## Goal
Every record below should be transcribed exactly. Omit the images.
▶
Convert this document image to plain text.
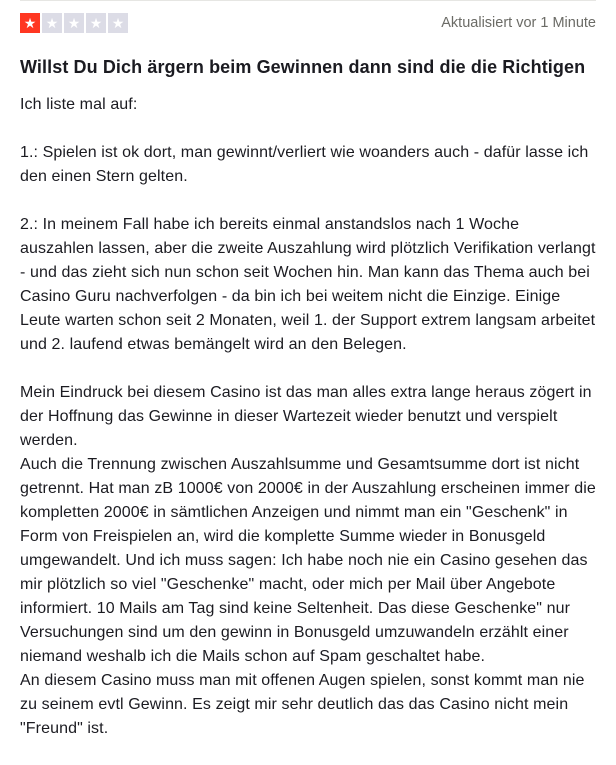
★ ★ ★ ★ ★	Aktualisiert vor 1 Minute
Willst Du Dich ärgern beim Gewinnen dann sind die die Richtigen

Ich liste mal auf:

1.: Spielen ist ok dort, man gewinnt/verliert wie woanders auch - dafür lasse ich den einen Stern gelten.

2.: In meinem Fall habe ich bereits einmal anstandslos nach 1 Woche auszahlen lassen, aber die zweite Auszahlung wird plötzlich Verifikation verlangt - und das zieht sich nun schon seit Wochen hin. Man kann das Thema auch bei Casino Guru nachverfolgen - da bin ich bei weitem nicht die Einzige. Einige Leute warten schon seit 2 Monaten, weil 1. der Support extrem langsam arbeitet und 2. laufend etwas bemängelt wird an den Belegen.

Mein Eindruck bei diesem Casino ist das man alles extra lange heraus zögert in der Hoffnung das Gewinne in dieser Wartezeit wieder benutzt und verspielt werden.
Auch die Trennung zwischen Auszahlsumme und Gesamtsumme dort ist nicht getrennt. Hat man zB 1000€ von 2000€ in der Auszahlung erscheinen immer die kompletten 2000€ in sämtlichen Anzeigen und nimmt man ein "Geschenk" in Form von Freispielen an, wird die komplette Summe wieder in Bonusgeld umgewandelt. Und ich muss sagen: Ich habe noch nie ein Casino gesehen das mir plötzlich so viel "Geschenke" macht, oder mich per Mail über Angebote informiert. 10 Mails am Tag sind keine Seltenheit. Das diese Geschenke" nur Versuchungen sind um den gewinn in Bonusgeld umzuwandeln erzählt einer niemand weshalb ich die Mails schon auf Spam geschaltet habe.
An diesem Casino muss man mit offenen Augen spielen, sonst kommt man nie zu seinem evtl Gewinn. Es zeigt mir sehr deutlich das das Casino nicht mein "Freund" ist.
◀
## Correct result
Convert this document image to plain text.
★ ★ ★ ★ ★	Aktualisiert vor 1 Minute
Willst Du Dich ärgern beim Gewinnen dann sind die die Richtigen

Ich liste mal auf:

1.: Spielen ist ok dort, man gewinnt/verliert wie woanders auch - dafür lasse ich den einen Stern gelten.

2.: In meinem Fall habe ich bereits einmal anstandslos nach 1 Woche auszahlen lassen, aber die zweite Auszahlung wird plötzlich Verifikation verlangt - und das zieht sich nun schon seit Wochen hin. Man kann das Thema auch bei Casino Guru nachverfolgen - da bin ich bei weitem nicht die Einzige. Einige Leute warten schon seit 2 Monaten, weil 1. der Support extrem langsam arbeitet und 2. laufend etwas bemängelt wird an den Belegen.

Mein Eindruck bei diesem Casino ist das man alles extra lange heraus zögert in der Hoffnung das Gewinne in dieser Wartezeit wieder benutzt und verspielt werden.
Auch die Trennung zwischen Auszahlsumme und Gesamtsumme dort ist nicht getrennt. Hat man zB 1000€ von 2000€ in der Auszahlung erscheinen immer die kompletten 2000€ in sämtlichen Anzeigen und nimmt man ein "Geschenk" in Form von Freispielen an, wird die komplette Summe wieder in Bonusgeld umgewandelt. Und ich muss sagen: Ich habe noch nie ein Casino gesehen das mir plötzlich so viel "Geschenke" macht, oder mich per Mail über Angebote informiert. 10 Mails am Tag sind keine Seltenheit. Das diese Geschenke" nur Versuchungen sind um den gewinn in Bonusgeld umzuwandeln erzählt einer niemand weshalb ich die Mails schon auf Spam geschaltet habe.
An diesem Casino muss man mit offenen Augen spielen, sonst kommt man nie zu seinem evtl Gewinn. Es zeigt mir sehr deutlich das das Casino nicht mein "Freund" ist.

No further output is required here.